Aim:
Read through the entries below and return each line with the word "xlabel".

─── Available records

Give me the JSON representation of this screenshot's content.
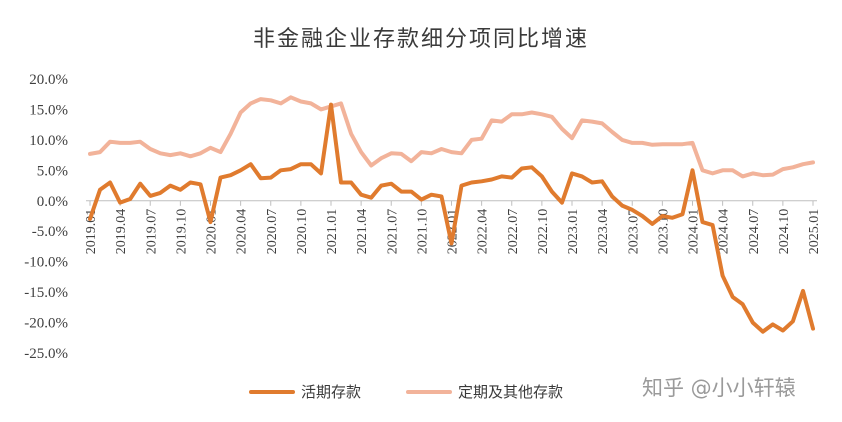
{
  "chart_data": {
    "type": "line",
    "title": "非金融企业存款细分项同比增速",
    "xlabel": "",
    "ylabel": "",
    "ylim": [
      -25,
      20
    ],
    "y_ticks": [
      "20.0%",
      "15.0%",
      "10.0%",
      "5.0%",
      "0.0%",
      "-5.0%",
      "-10.0%",
      "-15.0%",
      "-20.0%",
      "-25.0%"
    ],
    "y_tick_values": [
      20,
      15,
      10,
      5,
      0,
      -5,
      -10,
      -15,
      -20,
      -25
    ],
    "x_tick_labels": [
      "2019.01",
      "2019.04",
      "2019.07",
      "2019.10",
      "2020.01",
      "2020.04",
      "2020.07",
      "2020.10",
      "2021.01",
      "2021.04",
      "2021.07",
      "2021.10",
      "2022.01",
      "2022.04",
      "2022.07",
      "2022.10",
      "2023.01",
      "2023.04",
      "2023.07",
      "2023.10",
      "2024.01",
      "2024.04",
      "2024.07",
      "2024.10",
      "2025.01"
    ],
    "x_start": "2019.01",
    "x_end": "2025.01",
    "grid": false,
    "legend_position": "bottom",
    "series": [
      {
        "name": "活期存款",
        "color": "#E07B2E",
        "values": [
          -3.0,
          1.8,
          3.0,
          -0.3,
          0.3,
          2.8,
          0.8,
          1.3,
          2.5,
          1.8,
          3.0,
          2.7,
          -3.5,
          3.8,
          4.2,
          5.0,
          6.0,
          3.7,
          3.8,
          5.0,
          5.2,
          6.0,
          6.0,
          4.5,
          15.8,
          3.0,
          3.0,
          1.0,
          0.5,
          2.5,
          2.8,
          1.5,
          1.5,
          0.2,
          1.0,
          0.7,
          -7.0,
          2.5,
          3.0,
          3.2,
          3.5,
          4.0,
          3.8,
          5.3,
          5.5,
          4.0,
          1.5,
          -0.3,
          4.5,
          4.0,
          3.0,
          3.2,
          0.7,
          -0.8,
          -1.5,
          -2.5,
          -3.8,
          -2.5,
          -2.8,
          -2.2,
          5.0,
          -3.5,
          -4.0,
          -12.3,
          -15.8,
          -17.0,
          -20.0,
          -21.5,
          -20.3,
          -21.3,
          -19.8,
          -14.8,
          -21.0
        ]
      },
      {
        "name": "定期及其他存款",
        "color": "#F2B39A",
        "values": [
          7.7,
          8.0,
          9.7,
          9.5,
          9.5,
          9.7,
          8.5,
          7.8,
          7.5,
          7.8,
          7.3,
          7.8,
          8.7,
          8.0,
          11.0,
          14.5,
          16.0,
          16.7,
          16.5,
          16.0,
          17.0,
          16.3,
          16.0,
          15.0,
          15.5,
          16.0,
          11.0,
          8.0,
          5.8,
          7.0,
          7.8,
          7.7,
          6.5,
          8.0,
          7.8,
          8.5,
          8.0,
          7.8,
          10.0,
          10.2,
          13.2,
          13.0,
          14.2,
          14.2,
          14.5,
          14.2,
          13.8,
          11.8,
          10.3,
          13.2,
          13.0,
          12.7,
          11.3,
          10.0,
          9.5,
          9.5,
          9.2,
          9.3,
          9.3,
          9.3,
          9.5,
          5.0,
          4.5,
          5.0,
          5.0,
          4.0,
          4.5,
          4.2,
          4.3,
          5.2,
          5.5,
          6.0,
          6.3
        ]
      }
    ]
  },
  "watermark": "知乎 @小小轩辕"
}
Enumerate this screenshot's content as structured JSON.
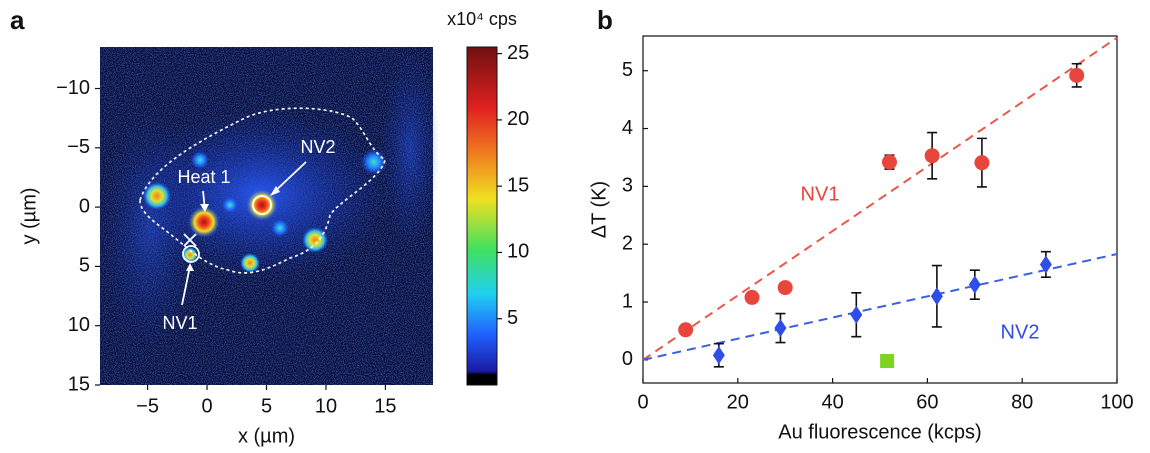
{
  "chart_data": [
    {
      "type": "heatmap",
      "panel_label": "a",
      "xlabel": "x (µm)",
      "ylabel": "y (µm)",
      "xlim": [
        -9,
        19
      ],
      "ylim": [
        -13.5,
        15
      ],
      "y_inverted": true,
      "xticks": [
        {
          "value": -5,
          "label": "−5"
        },
        0,
        5,
        10,
        15
      ],
      "yticks": [
        {
          "value": -10,
          "label": "−10"
        },
        {
          "value": -5,
          "label": "−5"
        },
        0,
        5,
        10,
        15
      ],
      "colorbar": {
        "label": "x10⁴ cps",
        "lim": [
          0,
          25.5
        ],
        "ticks": [
          5,
          10,
          15,
          20,
          25
        ]
      },
      "annotations": [
        "Heat 1",
        "NV2",
        "NV1"
      ]
    },
    {
      "type": "scatter",
      "panel_label": "b",
      "xlabel": "Au fluorescence (kcps)",
      "ylabel": "ΔT (K)",
      "xlim": [
        0,
        100
      ],
      "ylim": [
        -0.4,
        5.6
      ],
      "xticks": [
        0,
        20,
        40,
        60,
        80,
        100
      ],
      "yticks": [
        0,
        1,
        2,
        3,
        4,
        5
      ],
      "series": [
        {
          "name": "NV1",
          "color": "#e8453c",
          "marker": "circle",
          "x": [
            9,
            23,
            30,
            52,
            61,
            71.5,
            91.5
          ],
          "values": [
            0.52,
            1.08,
            1.25,
            3.42,
            3.53,
            3.41,
            4.92
          ],
          "errors": [
            0.05,
            0.05,
            0.07,
            0.12,
            0.4,
            0.42,
            0.2
          ]
        },
        {
          "name": "NV2",
          "color": "#2f4de8",
          "marker": "diamond",
          "x": [
            16,
            29,
            45,
            62,
            70,
            85
          ],
          "values": [
            0.08,
            0.55,
            0.78,
            1.1,
            1.3,
            1.65
          ],
          "errors": [
            0.2,
            0.25,
            0.38,
            0.53,
            0.25,
            0.22
          ]
        },
        {
          "color": "#7ed321",
          "marker": "square",
          "x": [
            51.5
          ],
          "values": [
            -0.02
          ]
        }
      ],
      "fits": [
        {
          "color": "#e8584a",
          "x": [
            0,
            100
          ],
          "values": [
            0,
            5.57
          ]
        },
        {
          "color": "#3a5fe0",
          "x": [
            0,
            100
          ],
          "values": [
            0,
            1.83
          ]
        }
      ]
    }
  ]
}
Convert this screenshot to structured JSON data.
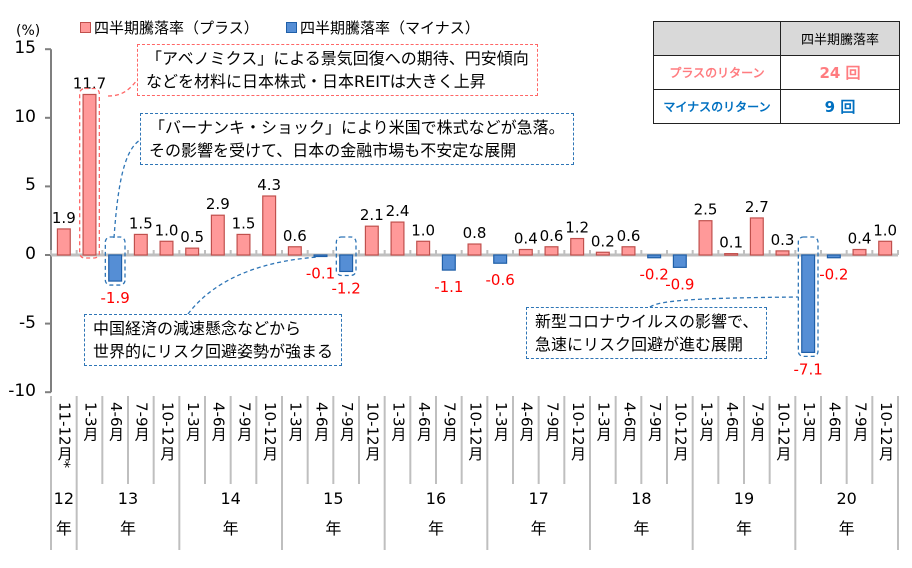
{
  "legend": {
    "unit": "(%)",
    "items": [
      {
        "label": "四半期騰落率（プラス）",
        "color": "#FF9999",
        "border": "#C0504D"
      },
      {
        "label": "四半期騰落率（マイナス）",
        "color": "#558ED5",
        "border": "#1F5FA8"
      }
    ]
  },
  "summary_table": {
    "header": [
      "",
      "四半期騰落率"
    ],
    "rows": [
      {
        "label": "プラスのリターン",
        "value": "24 回",
        "color": "#FF7C80"
      },
      {
        "label": "マイナスのリターン",
        "value": "9 回",
        "color": "#0070C0"
      }
    ]
  },
  "annotations": [
    {
      "lines": [
        "「アベノミクス」による景気回復への期待、円安傾向",
        "などを材料に日本株式・日本REITは大きく上昇"
      ],
      "style": "pink"
    },
    {
      "lines": [
        "「バーナンキ・ショック」により米国で株式などが急落。",
        "その影響を受けて、日本の金融市場も不安定な展開"
      ],
      "style": "blue"
    },
    {
      "lines": [
        "中国経済の減速懸念などから",
        "世界的にリスク回避姿勢が強まる"
      ],
      "style": "blue"
    },
    {
      "lines": [
        "新型コロナウイルスの影響で、",
        "急速にリスク回避が進む展開"
      ],
      "style": "blue"
    }
  ],
  "colors": {
    "positive_fill": "#FF9999",
    "positive_border": "#C0504D",
    "negative_fill": "#558ED5",
    "negative_border": "#1F5FA8",
    "negative_label": "#FF0000",
    "axis": "#7F7F7F",
    "gridline": "#BFBFBF"
  },
  "chart_data": {
    "type": "bar",
    "title": "",
    "xlabel": "",
    "ylabel": "(%)",
    "ylim": [
      -10,
      15
    ],
    "yticks": [
      15,
      10,
      5,
      0,
      -5,
      -10
    ],
    "grid": false,
    "legend_position": "top",
    "categories": [
      "11-12月*",
      "1-3月",
      "4-6月",
      "7-9月",
      "10-12月",
      "1-3月",
      "4-6月",
      "7-9月",
      "10-12月",
      "1-3月",
      "4-6月",
      "7-9月",
      "10-12月",
      "1-3月",
      "4-6月",
      "7-9月",
      "10-12月",
      "1-3月",
      "4-6月",
      "7-9月",
      "10-12月",
      "1-3月",
      "4-6月",
      "7-9月",
      "10-12月",
      "1-3月",
      "4-6月",
      "7-9月",
      "10-12月",
      "1-3月",
      "4-6月",
      "7-9月",
      "10-12月"
    ],
    "year_groups": [
      {
        "label": "12",
        "suffix": "年",
        "start": 0,
        "count": 1
      },
      {
        "label": "13",
        "suffix": "年",
        "start": 1,
        "count": 4
      },
      {
        "label": "14",
        "suffix": "年",
        "start": 5,
        "count": 4
      },
      {
        "label": "15",
        "suffix": "年",
        "start": 9,
        "count": 4
      },
      {
        "label": "16",
        "suffix": "年",
        "start": 13,
        "count": 4
      },
      {
        "label": "17",
        "suffix": "年",
        "start": 17,
        "count": 4
      },
      {
        "label": "18",
        "suffix": "年",
        "start": 21,
        "count": 4
      },
      {
        "label": "19",
        "suffix": "年",
        "start": 25,
        "count": 4
      },
      {
        "label": "20",
        "suffix": "年",
        "start": 29,
        "count": 4
      }
    ],
    "values": [
      1.9,
      11.7,
      -1.9,
      1.5,
      1.0,
      0.5,
      2.9,
      1.5,
      4.3,
      0.6,
      -0.1,
      -1.2,
      2.1,
      2.4,
      1.0,
      -1.1,
      0.8,
      -0.6,
      0.4,
      0.6,
      1.2,
      0.2,
      0.6,
      -0.2,
      -0.9,
      2.5,
      0.1,
      2.7,
      0.3,
      -7.1,
      -0.2,
      0.4,
      1.0
    ],
    "series": [
      {
        "name": "四半期騰落率（プラス）",
        "values": [
          1.9,
          11.7,
          null,
          1.5,
          1.0,
          0.5,
          2.9,
          1.5,
          4.3,
          0.6,
          null,
          null,
          2.1,
          2.4,
          1.0,
          null,
          0.8,
          null,
          0.4,
          0.6,
          1.2,
          0.2,
          0.6,
          null,
          null,
          2.5,
          0.1,
          2.7,
          0.3,
          null,
          null,
          0.4,
          1.0
        ]
      },
      {
        "name": "四半期騰落率（マイナス）",
        "values": [
          null,
          null,
          -1.9,
          null,
          null,
          null,
          null,
          null,
          null,
          null,
          -0.1,
          -1.2,
          null,
          null,
          null,
          -1.1,
          null,
          -0.6,
          null,
          null,
          null,
          null,
          null,
          -0.2,
          -0.9,
          null,
          null,
          null,
          null,
          -7.1,
          -0.2,
          null,
          null
        ]
      }
    ],
    "highlighted_indices": [
      1,
      2,
      11,
      29
    ]
  }
}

──────

Result below:
    "xlabel": "",
      "xlabel": "x (µm)",
      "xlabel": "Au fluorescence (kcps)",
    "xlabel": "",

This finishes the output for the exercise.